> _WHAT TO PRODUCE_:
Copy the listing below word for word, from start to finish, omitting the picture.

========================================================================

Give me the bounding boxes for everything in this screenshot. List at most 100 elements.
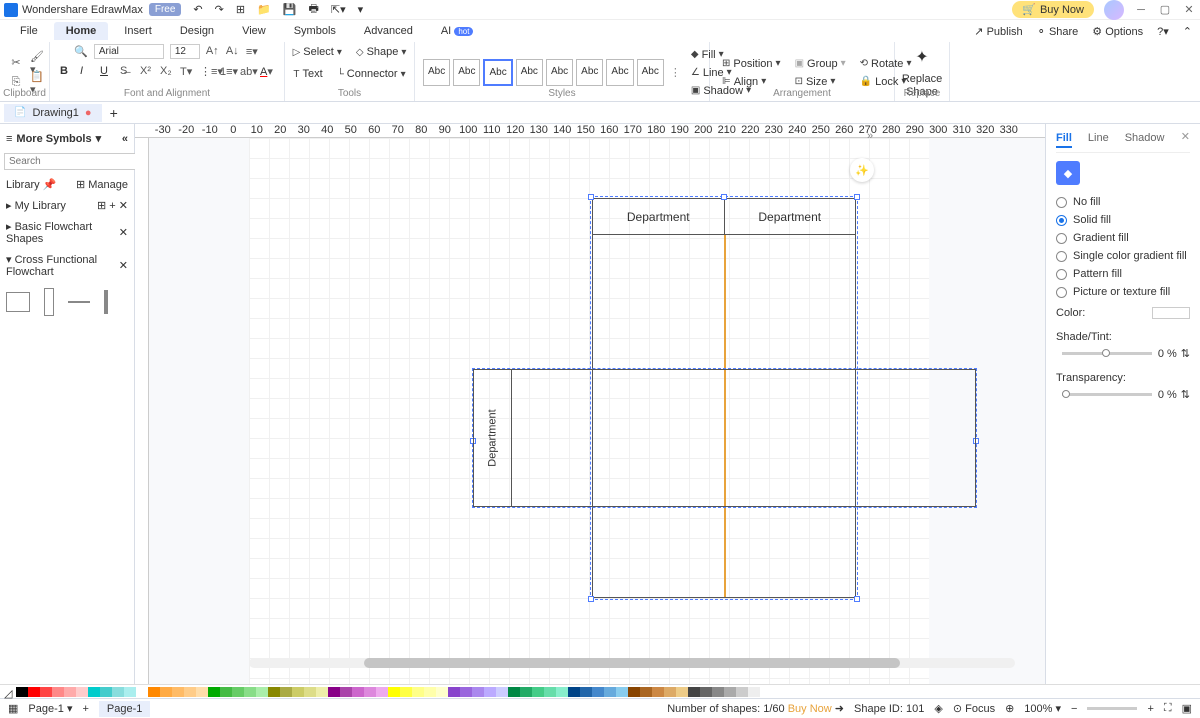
- palette-swatch[interactable]: [640, 687, 652, 697]
- focus-button[interactable]: ⊙ Focus: [953, 702, 995, 715]
- palette-swatch[interactable]: [280, 687, 292, 697]
- palette-swatch[interactable]: [388, 687, 400, 697]
- case-icon[interactable]: T▾: [180, 65, 194, 79]
- page-dropdown[interactable]: Page-1 ▾: [28, 702, 72, 715]
- ai-badge-icon[interactable]: ✨: [850, 158, 874, 182]
- buy-now-button[interactable]: 🛒 Buy Now: [1012, 1, 1094, 18]
- my-library-item[interactable]: ▸ My Library⊞ + ✕: [4, 195, 130, 216]
- canvas[interactable]: Department Department Department ✨: [149, 138, 1045, 684]
- page-view-icon[interactable]: ▦: [8, 702, 18, 715]
- new-icon[interactable]: ⊞: [236, 3, 245, 16]
- menu-home[interactable]: Home: [54, 22, 109, 40]
- palette-swatch[interactable]: [316, 687, 328, 697]
- palette-swatch[interactable]: [484, 687, 496, 697]
- menu-ai[interactable]: AI hot: [429, 22, 486, 40]
- zoom-level[interactable]: 100% ▾: [1024, 702, 1061, 715]
- zoom-slider[interactable]: [1087, 707, 1137, 710]
- replace-shape-icon[interactable]: ✦: [915, 47, 928, 67]
- add-tab-icon[interactable]: +: [102, 105, 126, 121]
- qat-more-icon[interactable]: ▾: [358, 3, 364, 16]
- export-icon[interactable]: ⇱▾: [331, 3, 346, 16]
- paper[interactable]: Department Department Department ✨: [249, 138, 929, 684]
- palette-swatch[interactable]: [64, 687, 76, 697]
- style-preset-3[interactable]: Abc: [483, 59, 512, 86]
- fit-icon[interactable]: ⊕: [1005, 702, 1014, 715]
- palette-swatch[interactable]: [352, 687, 364, 697]
- position-button[interactable]: ⊞ Position▾: [718, 56, 785, 72]
- trans-stepper[interactable]: ⇅: [1181, 388, 1190, 401]
- publish-link[interactable]: ↗ Publish: [974, 25, 1022, 38]
- minimize-icon[interactable]: ─: [1134, 3, 1148, 17]
- palette-swatch[interactable]: [208, 687, 220, 697]
- shade-stepper[interactable]: ⇅: [1181, 347, 1190, 360]
- palette-swatch[interactable]: [40, 687, 52, 697]
- palette-swatch[interactable]: [748, 687, 760, 697]
- palette-swatch[interactable]: [532, 687, 544, 697]
- menu-view[interactable]: View: [230, 22, 278, 40]
- style-preset-8[interactable]: Abc: [637, 59, 664, 86]
- palette-swatch[interactable]: [244, 687, 256, 697]
- collapse-right-icon[interactable]: »: [867, 130, 887, 144]
- palette-swatch[interactable]: [568, 687, 580, 697]
- maximize-icon[interactable]: ▢: [1158, 3, 1172, 17]
- underline-icon[interactable]: U: [100, 65, 114, 79]
- palette-swatch[interactable]: [616, 687, 628, 697]
- palette-swatch[interactable]: [28, 687, 40, 697]
- palette-swatch[interactable]: [196, 687, 208, 697]
- palette-swatch[interactable]: [232, 687, 244, 697]
- highlight-icon[interactable]: ab▾: [240, 65, 254, 79]
- undo-icon[interactable]: ↶: [193, 3, 202, 16]
- palette-swatch[interactable]: [340, 687, 352, 697]
- bullets-icon[interactable]: ⋮≡▾: [200, 65, 214, 79]
- palette-swatch[interactable]: [592, 687, 604, 697]
- palette-swatch[interactable]: [520, 687, 532, 697]
- print-icon[interactable]: 🖶: [308, 0, 318, 19]
- palette-swatch[interactable]: [148, 687, 160, 697]
- close-icon[interactable]: ✕: [1182, 3, 1196, 17]
- close-panel-icon[interactable]: ✕: [1181, 130, 1190, 148]
- italic-icon[interactable]: I: [80, 65, 94, 79]
- pattern-fill-radio[interactable]: [1056, 269, 1067, 280]
- zoom-in-icon[interactable]: +: [1147, 703, 1153, 715]
- palette-swatch[interactable]: [172, 687, 184, 697]
- numbering-icon[interactable]: 1≡▾: [220, 65, 234, 79]
- cross-functional-item[interactable]: ▾ Cross Functional Flowchart✕: [4, 249, 130, 282]
- palette-swatch[interactable]: [688, 687, 700, 697]
- palette-swatch[interactable]: [496, 687, 508, 697]
- line-tab[interactable]: Line: [1088, 130, 1109, 148]
- add-page-icon[interactable]: +: [82, 703, 88, 715]
- palette-swatch[interactable]: [412, 687, 424, 697]
- style-preset-2[interactable]: Abc: [453, 59, 480, 86]
- select-button[interactable]: ▷ Select▾: [289, 44, 346, 60]
- gradient-fill-radio[interactable]: [1056, 233, 1067, 244]
- palette-swatch[interactable]: [76, 687, 88, 697]
- collapse-ribbon-icon[interactable]: ⌃: [1183, 25, 1192, 38]
- shape-thumb-1[interactable]: [6, 292, 30, 312]
- text-button[interactable]: T Text: [289, 66, 326, 82]
- menu-file[interactable]: File: [8, 22, 50, 40]
- trans-slider[interactable]: [1062, 393, 1152, 396]
- palette-swatch[interactable]: [364, 687, 376, 697]
- superscript-icon[interactable]: X²: [140, 65, 154, 79]
- palette-swatch[interactable]: [376, 687, 388, 697]
- redo-icon[interactable]: ↷: [215, 3, 224, 16]
- style-preset-6[interactable]: Abc: [576, 59, 603, 86]
- no-fill-radio[interactable]: [1056, 197, 1067, 208]
- palette-swatch[interactable]: [628, 687, 640, 697]
- palette-swatch[interactable]: [16, 687, 28, 697]
- increase-font-icon[interactable]: A↑: [206, 45, 220, 59]
- palette-swatch[interactable]: [52, 687, 64, 697]
- style-preset-7[interactable]: Abc: [606, 59, 633, 86]
- palette-swatch[interactable]: [448, 687, 460, 697]
- palette-swatch[interactable]: [676, 687, 688, 697]
- connector-button[interactable]: └ Connector▾: [333, 66, 410, 82]
- style-preset-5[interactable]: Abc: [546, 59, 573, 86]
- menu-insert[interactable]: Insert: [112, 22, 164, 40]
- palette-swatch[interactable]: [652, 687, 664, 697]
- fill-bucket-icon[interactable]: ◆: [1056, 161, 1080, 185]
- palette-swatch[interactable]: [736, 687, 748, 697]
- palette-swatch[interactable]: [304, 687, 316, 697]
- shadow-tab[interactable]: Shadow: [1125, 130, 1165, 148]
- palette-swatch[interactable]: [328, 687, 340, 697]
- user-avatar[interactable]: [1104, 0, 1124, 20]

========================================================================

> _ANSWER FOR THIS EXERCISE_:
Give me the bounding boxes for everything in this screenshot. List at most 100 elements.
- palette-swatch[interactable]: [640, 687, 652, 697]
- focus-button[interactable]: ⊙ Focus: [953, 702, 995, 715]
- palette-swatch[interactable]: [280, 687, 292, 697]
- palette-swatch[interactable]: [388, 687, 400, 697]
- case-icon[interactable]: T▾: [180, 65, 194, 79]
- page-dropdown[interactable]: Page-1 ▾: [28, 702, 72, 715]
- ai-badge-icon[interactable]: ✨: [850, 158, 874, 182]
- buy-now-button[interactable]: 🛒 Buy Now: [1012, 1, 1094, 18]
- my-library-item[interactable]: ▸ My Library⊞ + ✕: [4, 195, 130, 216]
- canvas[interactable]: Department Department Department ✨: [149, 138, 1045, 684]
- page-view-icon[interactable]: ▦: [8, 702, 18, 715]
- new-icon[interactable]: ⊞: [236, 3, 245, 16]
- menu-home[interactable]: Home: [54, 22, 109, 40]
- palette-swatch[interactable]: [316, 687, 328, 697]
- palette-swatch[interactable]: [484, 687, 496, 697]
- menu-ai[interactable]: AI hot: [429, 22, 486, 40]
- zoom-level[interactable]: 100% ▾: [1024, 702, 1061, 715]
- zoom-slider[interactable]: [1087, 707, 1137, 710]
- replace-shape-icon[interactable]: ✦: [915, 47, 928, 67]
- add-tab-icon[interactable]: +: [102, 105, 126, 121]
- qat-more-icon[interactable]: ▾: [358, 3, 364, 16]
- export-icon[interactable]: ⇱▾: [331, 3, 346, 16]
- paper[interactable]: Department Department Department ✨: [249, 138, 929, 684]
- palette-swatch[interactable]: [64, 687, 76, 697]
- style-preset-3[interactable]: Abc: [483, 59, 512, 86]
- fit-icon[interactable]: ⊕: [1005, 702, 1014, 715]
- palette-swatch[interactable]: [352, 687, 364, 697]
- position-button[interactable]: ⊞ Position▾: [718, 56, 785, 72]
- trans-stepper[interactable]: ⇅: [1181, 388, 1190, 401]
- publish-link[interactable]: ↗ Publish: [974, 25, 1022, 38]
- minimize-icon[interactable]: ─: [1134, 3, 1148, 17]
- palette-swatch[interactable]: [208, 687, 220, 697]
- shade-stepper[interactable]: ⇅: [1181, 347, 1190, 360]
- palette-swatch[interactable]: [40, 687, 52, 697]
- palette-swatch[interactable]: [748, 687, 760, 697]
- palette-swatch[interactable]: [532, 687, 544, 697]
- menu-view[interactable]: View: [230, 22, 278, 40]
- style-preset-8[interactable]: Abc: [637, 59, 664, 86]
- palette-swatch[interactable]: [244, 687, 256, 697]
- collapse-right-icon[interactable]: »: [867, 130, 887, 144]
- palette-swatch[interactable]: [568, 687, 580, 697]
- maximize-icon[interactable]: ▢: [1158, 3, 1172, 17]
- underline-icon[interactable]: U: [100, 65, 114, 79]
- palette-swatch[interactable]: [616, 687, 628, 697]
- palette-swatch[interactable]: [28, 687, 40, 697]
- palette-swatch[interactable]: [196, 687, 208, 697]
- palette-swatch[interactable]: [232, 687, 244, 697]
- highlight-icon[interactable]: ab▾: [240, 65, 254, 79]
- undo-icon[interactable]: ↶: [193, 3, 202, 16]
- palette-swatch[interactable]: [340, 687, 352, 697]
- bullets-icon[interactable]: ⋮≡▾: [200, 65, 214, 79]
- palette-swatch[interactable]: [592, 687, 604, 697]
- palette-swatch[interactable]: [520, 687, 532, 697]
- print-icon[interactable]: 🖶: [308, 0, 318, 19]
- palette-swatch[interactable]: [148, 687, 160, 697]
- close-icon[interactable]: ✕: [1182, 3, 1196, 17]
- close-panel-icon[interactable]: ✕: [1181, 130, 1190, 148]
- italic-icon[interactable]: I: [80, 65, 94, 79]
- pattern-fill-radio[interactable]: [1056, 269, 1067, 280]
- zoom-in-icon[interactable]: +: [1147, 703, 1153, 715]
- palette-swatch[interactable]: [172, 687, 184, 697]
- numbering-icon[interactable]: 1≡▾: [220, 65, 234, 79]
- cross-functional-item[interactable]: ▾ Cross Functional Flowchart✕: [4, 249, 130, 282]
- palette-swatch[interactable]: [688, 687, 700, 697]
- palette-swatch[interactable]: [496, 687, 508, 697]
- line-tab[interactable]: Line: [1088, 130, 1109, 148]
- add-page-icon[interactable]: +: [82, 703, 88, 715]
- palette-swatch[interactable]: [412, 687, 424, 697]
- style-preset-2[interactable]: Abc: [453, 59, 480, 86]
- select-button[interactable]: ▷ Select▾: [289, 44, 346, 60]
- gradient-fill-radio[interactable]: [1056, 233, 1067, 244]
- palette-swatch[interactable]: [76, 687, 88, 697]
- collapse-ribbon-icon[interactable]: ⌃: [1183, 25, 1192, 38]
- shape-thumb-1[interactable]: [6, 292, 30, 312]
- text-button[interactable]: T Text: [289, 66, 326, 82]
- menu-file[interactable]: File: [8, 22, 50, 40]
- trans-slider[interactable]: [1062, 393, 1152, 396]
- palette-swatch[interactable]: [364, 687, 376, 697]
- superscript-icon[interactable]: X²: [140, 65, 154, 79]
- palette-swatch[interactable]: [376, 687, 388, 697]
- redo-icon[interactable]: ↷: [215, 3, 224, 16]
- style-preset-6[interactable]: Abc: [576, 59, 603, 86]
- no-fill-radio[interactable]: [1056, 197, 1067, 208]
- palette-swatch[interactable]: [628, 687, 640, 697]
- palette-swatch[interactable]: [16, 687, 28, 697]
- increase-font-icon[interactable]: A↑: [206, 45, 220, 59]
- palette-swatch[interactable]: [52, 687, 64, 697]
- style-preset-7[interactable]: Abc: [606, 59, 633, 86]
- palette-swatch[interactable]: [448, 687, 460, 697]
- palette-swatch[interactable]: [676, 687, 688, 697]
- connector-button[interactable]: └ Connector▾: [333, 66, 410, 82]
- style-preset-5[interactable]: Abc: [546, 59, 573, 86]
- menu-insert[interactable]: Insert: [112, 22, 164, 40]
- palette-swatch[interactable]: [652, 687, 664, 697]
- fill-bucket-icon[interactable]: ◆: [1056, 161, 1080, 185]
- palette-swatch[interactable]: [736, 687, 748, 697]
- palette-swatch[interactable]: [304, 687, 316, 697]
- shadow-tab[interactable]: Shadow: [1125, 130, 1165, 148]
- palette-swatch[interactable]: [328, 687, 340, 697]
- user-avatar[interactable]: [1104, 0, 1124, 20]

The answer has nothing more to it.